:: Required task ::
Copy every entry below word for word and leave out the pictures.

------ Data for this task ------

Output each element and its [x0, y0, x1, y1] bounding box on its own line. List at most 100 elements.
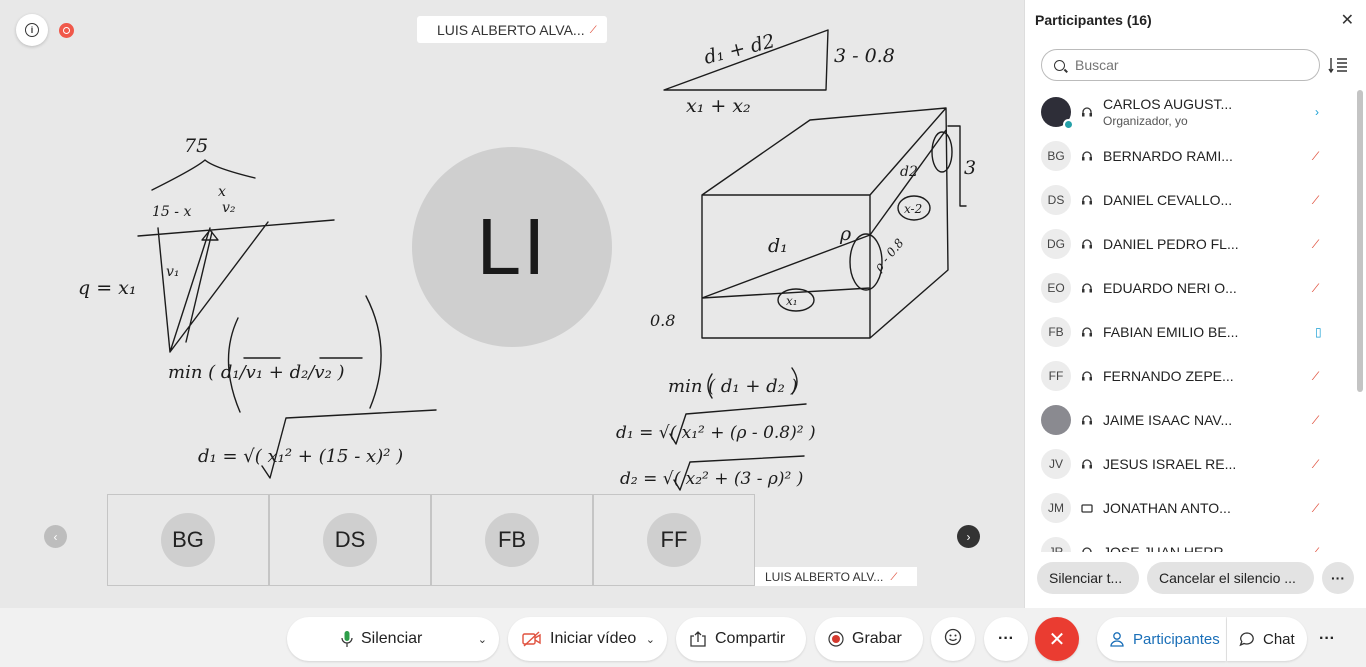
participant-list-scrollbar[interactable]: [1357, 90, 1363, 392]
video-thumbnail[interactable]: FF: [593, 494, 755, 586]
headset-icon: [1082, 195, 1092, 205]
chat-label: Chat: [1263, 630, 1295, 648]
participant-row[interactable]: JV JESUS ISRAEL RE... ⁄: [1025, 442, 1357, 486]
chat-button[interactable]: Chat: [1227, 617, 1307, 661]
record-icon: [828, 631, 844, 647]
wb-text-x: x: [218, 184, 226, 200]
meeting-info-button[interactable]: i: [16, 14, 48, 46]
share-icon: [689, 631, 707, 647]
mic-muted-icon[interactable]: ⁄: [1315, 501, 1317, 515]
participant-row[interactable]: JR JOSE JUAN HERR... ⁄: [1025, 530, 1357, 552]
thumbnails-next-button[interactable]: ›: [957, 525, 980, 548]
video-thumbnail[interactable]: DS: [269, 494, 431, 586]
close-icon[interactable]: ✕: [1341, 10, 1354, 30]
video-thumbnail[interactable]: FB: [431, 494, 593, 586]
host-badge-icon: [1063, 119, 1074, 130]
mic-muted-icon[interactable]: ⁄: [1315, 457, 1317, 471]
participant-row[interactable]: JM JONATHAN ANTO... ⁄: [1025, 486, 1357, 530]
microphone-icon: [341, 630, 353, 648]
smiley-icon: [944, 628, 962, 651]
chevron-down-icon[interactable]: ⌄: [646, 633, 655, 646]
self-name-text: LUIS ALBERTO ALV...: [765, 569, 884, 584]
video-thumbnail-strip: BG DS FB FF: [107, 494, 755, 586]
reactions-button[interactable]: [931, 617, 975, 661]
box-sketch: [701, 107, 949, 339]
self-video-label: LUIS ALBERTO ALV... ⁄: [755, 567, 917, 586]
wb-text-rho: ρ: [839, 223, 852, 245]
participant-name: DANIEL PEDRO FL...: [1103, 236, 1239, 252]
thumbnail-avatar: FF: [647, 513, 701, 567]
video-off-icon: [522, 631, 542, 647]
thumbnail-avatar: DS: [323, 513, 377, 567]
record-button[interactable]: Grabar: [815, 617, 923, 661]
participants-panel: Participantes (16) ✕ CARLOS AUGUST... Or…: [1024, 0, 1366, 608]
participant-name: BERNARDO RAMI...: [1103, 148, 1233, 164]
presenter-name-label: LUIS ALBERTO ALVA... ⁄: [417, 16, 607, 43]
thumbnails-prev-button[interactable]: ‹: [44, 525, 67, 548]
thumbnail-avatar: FB: [485, 513, 539, 567]
wb-text-3-08: 3 - 0.8: [834, 45, 895, 67]
participant-role: Organizador, yo: [1103, 114, 1188, 128]
participant-avatar: [1041, 97, 1074, 130]
more-options-button[interactable]: ···: [984, 617, 1028, 661]
wb-text-x-2: x-2: [904, 202, 922, 216]
video-thumbnail[interactable]: BG: [107, 494, 269, 586]
participant-name: CARLOS AUGUST...: [1103, 96, 1233, 112]
participant-avatar: JV: [1041, 449, 1071, 479]
wb-text-15-x: 15 - x: [152, 204, 191, 220]
speaking-indicator-icon: ›: [1315, 105, 1319, 119]
wb-text-d1-box: d₁: [768, 235, 788, 257]
participant-row[interactable]: FB FABIAN EMILIO BE... ▯: [1025, 310, 1357, 354]
participant-name: JESUS ISRAEL RE...: [1103, 456, 1237, 472]
path-sketch: [137, 219, 335, 353]
headset-icon: [1082, 107, 1092, 117]
share-button[interactable]: Compartir: [676, 617, 806, 661]
participant-row[interactable]: CARLOS AUGUST... Organizador, yo ›: [1025, 90, 1357, 134]
participant-list: CARLOS AUGUST... Organizador, yo › BG BE…: [1025, 90, 1357, 552]
wb-text-q-x1: q = x₁: [78, 277, 137, 299]
participant-row[interactable]: EO EDUARDO NERI O... ⁄: [1025, 266, 1357, 310]
mute-button[interactable]: Silenciar ⌄: [287, 617, 499, 661]
participant-avatar: JM: [1041, 493, 1071, 523]
participant-avatar: EO: [1041, 273, 1071, 303]
participant-search[interactable]: [1041, 49, 1320, 81]
sort-icon[interactable]: [1328, 56, 1348, 74]
thumbnail-avatar: BG: [161, 513, 215, 567]
mic-muted-icon[interactable]: ⁄: [1315, 149, 1317, 163]
participant-avatar: JR: [1041, 537, 1071, 552]
info-icon: i: [25, 23, 39, 37]
participant-row[interactable]: DG DANIEL PEDRO FL... ⁄: [1025, 222, 1357, 266]
mic-muted-icon[interactable]: ⁄: [1315, 545, 1317, 552]
leave-meeting-button[interactable]: ✕: [1035, 617, 1079, 661]
participant-name: JAIME ISAAC NAV...: [1103, 412, 1233, 428]
start-video-button[interactable]: Iniciar vídeo ⌄: [508, 617, 667, 661]
mic-muted-icon[interactable]: ⁄: [1315, 237, 1317, 251]
side-more-button[interactable]: ···: [1310, 617, 1344, 661]
presenter-avatar: LI: [412, 147, 612, 347]
headset-icon: [1082, 239, 1092, 249]
chevron-left-icon: ‹: [53, 529, 58, 544]
record-label: Grabar: [852, 630, 902, 647]
participant-avatar: [1041, 405, 1071, 435]
headset-icon: [1082, 327, 1092, 337]
mic-muted-icon[interactable]: ⁄: [1315, 413, 1317, 427]
recording-indicator-icon: [59, 23, 74, 38]
participant-name: JONATHAN ANTO...: [1103, 500, 1231, 516]
search-input[interactable]: [1075, 57, 1295, 73]
mic-muted-icon[interactable]: ⁄: [1315, 281, 1317, 295]
chevron-down-icon[interactable]: ⌄: [478, 633, 487, 646]
participant-row[interactable]: FF FERNANDO ZEPE... ⁄: [1025, 354, 1357, 398]
wb-text-x1-box: x₁: [786, 294, 798, 308]
mute-all-button[interactable]: Silenciar t...: [1037, 562, 1139, 594]
panel-more-button[interactable]: ···: [1322, 562, 1354, 594]
participant-row[interactable]: DS DANIEL CEVALLO... ⁄: [1025, 178, 1357, 222]
mic-muted-icon[interactable]: ⁄: [1315, 369, 1317, 383]
participants-button[interactable]: Participantes: [1097, 617, 1226, 661]
participant-row[interactable]: JAIME ISAAC NAV... ⁄: [1025, 398, 1357, 442]
wb-text-75: 75: [184, 135, 208, 157]
mic-on-icon[interactable]: ▯: [1315, 325, 1322, 339]
mic-muted-icon[interactable]: ⁄: [1315, 193, 1317, 207]
participant-row[interactable]: BG BERNARDO RAMI... ⁄: [1025, 134, 1357, 178]
unmute-all-button[interactable]: Cancelar el silencio ...: [1147, 562, 1314, 594]
screen-icon: [1081, 504, 1093, 513]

------

:: Reply to the exercise ::
Output each element and its [x0, y0, x1, y1] bounding box on its own line. List at most 100 elements.
participant-list-scrollbar[interactable]: [1357, 90, 1363, 392]
video-thumbnail[interactable]: FF: [593, 494, 755, 586]
headset-icon: [1082, 195, 1092, 205]
chat-label: Chat: [1263, 630, 1295, 648]
participant-row[interactable]: JV JESUS ISRAEL RE... ⁄: [1025, 442, 1357, 486]
chat-button[interactable]: Chat: [1227, 617, 1307, 661]
record-icon: [828, 631, 844, 647]
wb-text-x: x: [218, 184, 226, 200]
meeting-info-button[interactable]: i: [16, 14, 48, 46]
share-icon: [689, 631, 707, 647]
mic-muted-icon[interactable]: ⁄: [1315, 501, 1317, 515]
participant-row[interactable]: JR JOSE JUAN HERR... ⁄: [1025, 530, 1357, 552]
thumbnails-next-button[interactable]: ›: [957, 525, 980, 548]
video-thumbnail[interactable]: DS: [269, 494, 431, 586]
close-icon[interactable]: ✕: [1341, 10, 1354, 30]
video-thumbnail[interactable]: FB: [431, 494, 593, 586]
host-badge-icon: [1063, 119, 1074, 130]
mic-muted-icon[interactable]: ⁄: [1315, 457, 1317, 471]
participant-row[interactable]: JM JONATHAN ANTO... ⁄: [1025, 486, 1357, 530]
microphone-icon: [341, 630, 353, 648]
smiley-icon: [944, 628, 962, 651]
chevron-down-icon[interactable]: ⌄: [646, 633, 655, 646]
self-name-text: LUIS ALBERTO ALV...: [765, 569, 884, 584]
video-thumbnail-strip: BG DS FB FF: [107, 494, 755, 586]
reactions-button[interactable]: [931, 617, 975, 661]
box-sketch: [701, 107, 949, 339]
self-video-label: LUIS ALBERTO ALV... ⁄: [755, 567, 917, 586]
wb-text-rho: ρ: [839, 223, 852, 245]
participant-name: DANIEL PEDRO FL...: [1103, 236, 1239, 252]
thumbnail-avatar: FF: [647, 513, 701, 567]
video-off-icon: [522, 631, 542, 647]
thumbnail-avatar: DS: [323, 513, 377, 567]
record-button[interactable]: Grabar: [815, 617, 923, 661]
participants-panel: Participantes (16) ✕ CARLOS AUGUST... Or…: [1024, 0, 1366, 608]
participant-name: BERNARDO RAMI...: [1103, 148, 1233, 164]
presenter-name-label: LUIS ALBERTO ALVA... ⁄: [417, 16, 607, 43]
thumbnails-prev-button[interactable]: ‹: [44, 525, 67, 548]
thumbnail-avatar: FB: [485, 513, 539, 567]
wb-text-3-08: 3 - 0.8: [834, 45, 895, 67]
participant-role: Organizador, yo: [1103, 114, 1188, 128]
participant-avatar: [1041, 97, 1074, 130]
more-options-button[interactable]: ···: [984, 617, 1028, 661]
wb-text-x-2: x-2: [904, 202, 922, 216]
video-thumbnail[interactable]: BG: [107, 494, 269, 586]
participant-name: CARLOS AUGUST...: [1103, 96, 1233, 112]
participant-avatar: JV: [1041, 449, 1071, 479]
wb-text-15-x: 15 - x: [152, 204, 191, 220]
speaking-indicator-icon: ›: [1315, 105, 1319, 119]
wb-text-d1-box: d₁: [768, 235, 788, 257]
participant-row[interactable]: FB FABIAN EMILIO BE... ▯: [1025, 310, 1357, 354]
participant-name: JESUS ISRAEL RE...: [1103, 456, 1237, 472]
path-sketch: [137, 219, 335, 353]
headset-icon: [1082, 107, 1092, 117]
share-button[interactable]: Compartir: [676, 617, 806, 661]
participant-row[interactable]: CARLOS AUGUST... Organizador, yo ›: [1025, 90, 1357, 134]
participant-list: CARLOS AUGUST... Organizador, yo › BG BE…: [1025, 90, 1357, 552]
wb-text-q-x1: q = x₁: [78, 277, 137, 299]
participant-row[interactable]: EO EDUARDO NERI O... ⁄: [1025, 266, 1357, 310]
mute-button[interactable]: Silenciar ⌄: [287, 617, 499, 661]
participant-avatar: JM: [1041, 493, 1071, 523]
participant-avatar: EO: [1041, 273, 1071, 303]
participant-search[interactable]: [1041, 49, 1320, 81]
sort-icon[interactable]: [1328, 56, 1348, 74]
thumbnail-avatar: BG: [161, 513, 215, 567]
mic-muted-icon[interactable]: ⁄: [1315, 149, 1317, 163]
participant-avatar: JR: [1041, 537, 1071, 552]
info-icon: i: [25, 23, 39, 37]
participant-row[interactable]: DG DANIEL PEDRO FL... ⁄: [1025, 222, 1357, 266]
mic-muted-icon[interactable]: ⁄: [1315, 545, 1317, 552]
leave-meeting-button[interactable]: ✕: [1035, 617, 1079, 661]
participant-name: JAIME ISAAC NAV...: [1103, 412, 1233, 428]
start-video-button[interactable]: Iniciar vídeo ⌄: [508, 617, 667, 661]
mic-muted-icon[interactable]: ⁄: [1315, 237, 1317, 251]
side-more-button[interactable]: ···: [1310, 617, 1344, 661]
presenter-avatar: LI: [412, 147, 612, 347]
headset-icon: [1082, 239, 1092, 249]
chevron-left-icon: ‹: [53, 529, 58, 544]
record-label: Grabar: [852, 630, 902, 647]
participant-avatar: [1041, 405, 1071, 435]
headset-icon: [1082, 327, 1092, 337]
mic-muted-icon[interactable]: ⁄: [1315, 413, 1317, 427]
recording-indicator-icon: [59, 23, 74, 38]
participant-name: JONATHAN ANTO...: [1103, 500, 1231, 516]
search-input[interactable]: [1075, 57, 1295, 73]
mic-muted-icon[interactable]: ⁄: [1315, 281, 1317, 295]
chevron-down-icon[interactable]: ⌄: [478, 633, 487, 646]
participant-row[interactable]: FF FERNANDO ZEPE... ⁄: [1025, 354, 1357, 398]
wb-text-x1-box: x₁: [786, 294, 798, 308]
mute-all-button[interactable]: Silenciar t...: [1037, 562, 1139, 594]
panel-more-button[interactable]: ···: [1322, 562, 1354, 594]
participant-row[interactable]: DS DANIEL CEVALLO... ⁄: [1025, 178, 1357, 222]
mic-muted-icon[interactable]: ⁄: [1315, 369, 1317, 383]
participants-button[interactable]: Participantes: [1097, 617, 1226, 661]
participant-row[interactable]: JAIME ISAAC NAV... ⁄: [1025, 398, 1357, 442]
wb-text-75: 75: [184, 135, 208, 157]
mic-on-icon[interactable]: ▯: [1315, 325, 1322, 339]
mic-muted-icon[interactable]: ⁄: [1315, 193, 1317, 207]
participant-row[interactable]: BG BERNARDO RAMI... ⁄: [1025, 134, 1357, 178]
unmute-all-button[interactable]: Cancelar el silencio ...: [1147, 562, 1314, 594]
screen-icon: [1081, 504, 1093, 513]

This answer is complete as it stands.